==== Stored records ====
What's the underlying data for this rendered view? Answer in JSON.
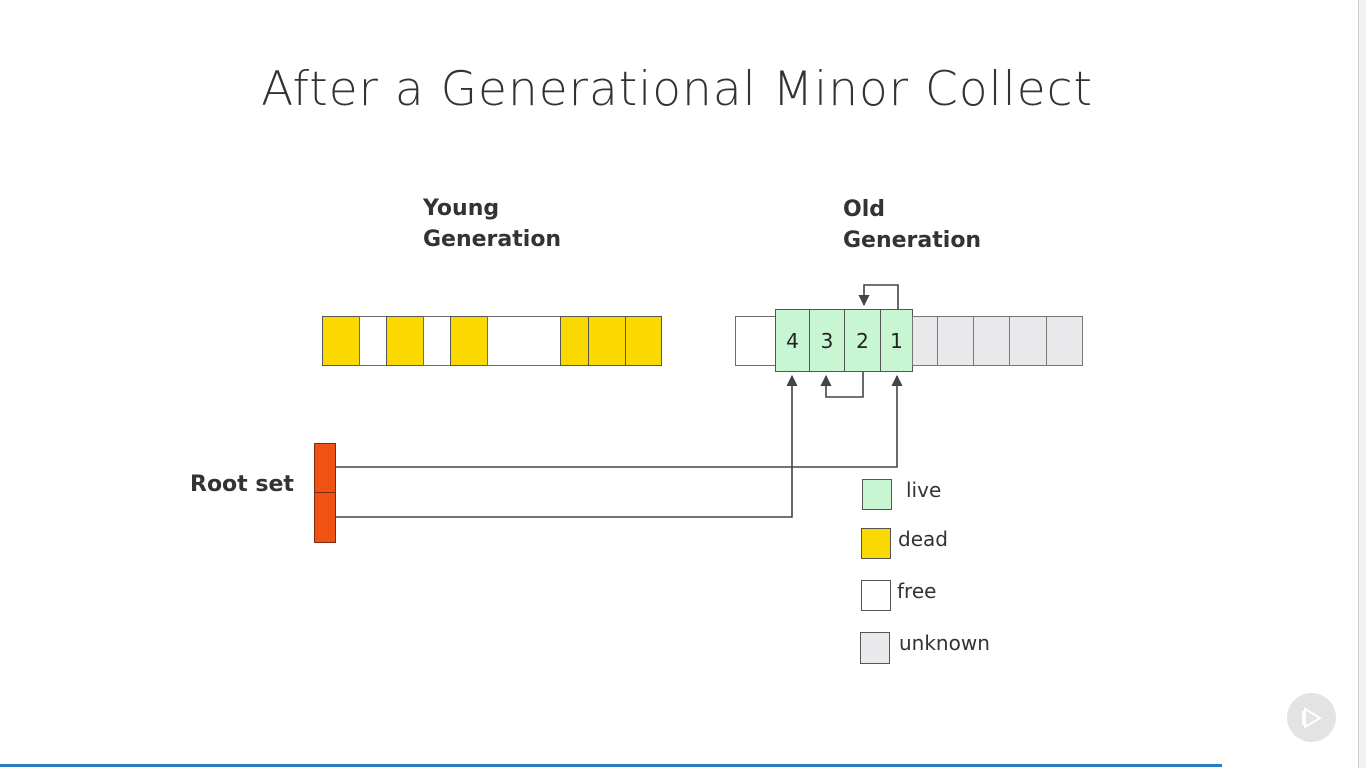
{
  "title": "After a Generational Minor Collect",
  "young_generation": {
    "label_line1": "Young",
    "label_line2": "Generation",
    "cells": [
      "dead",
      "free",
      "dead",
      "free",
      "dead",
      "free",
      "dead",
      "dead",
      "dead"
    ]
  },
  "old_generation": {
    "label_line1": "Old",
    "label_line2": "Generation",
    "cells": [
      {
        "state": "free",
        "label": ""
      },
      {
        "state": "live",
        "label": "4"
      },
      {
        "state": "live",
        "label": "3"
      },
      {
        "state": "live",
        "label": "2"
      },
      {
        "state": "live",
        "label": "1"
      },
      {
        "state": "unknown",
        "label": ""
      },
      {
        "state": "unknown",
        "label": ""
      },
      {
        "state": "unknown",
        "label": ""
      },
      {
        "state": "unknown",
        "label": ""
      },
      {
        "state": "unknown",
        "label": ""
      }
    ]
  },
  "root_set": {
    "label": "Root set"
  },
  "legend": [
    {
      "key": "live",
      "label": "live"
    },
    {
      "key": "dead",
      "label": "dead"
    },
    {
      "key": "free",
      "label": "free"
    },
    {
      "key": "unknown",
      "label": "unknown"
    }
  ],
  "colors": {
    "live": "#c8f5d2",
    "dead": "#fbd800",
    "free": "#ffffff",
    "unknown": "#e9e8ea",
    "root": "#f05214",
    "wire": "#444444",
    "progress": "#2a7fc4"
  },
  "icons": {
    "play": "play-icon"
  }
}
====
[Written request]:
Out of the material above, select every line that holds the string "free".

[Exercise solution]:
      "free",
      "free",
      "free",
        "state": "free",
      "key": "free",
      "label": "free"
    "free": "#ffffff",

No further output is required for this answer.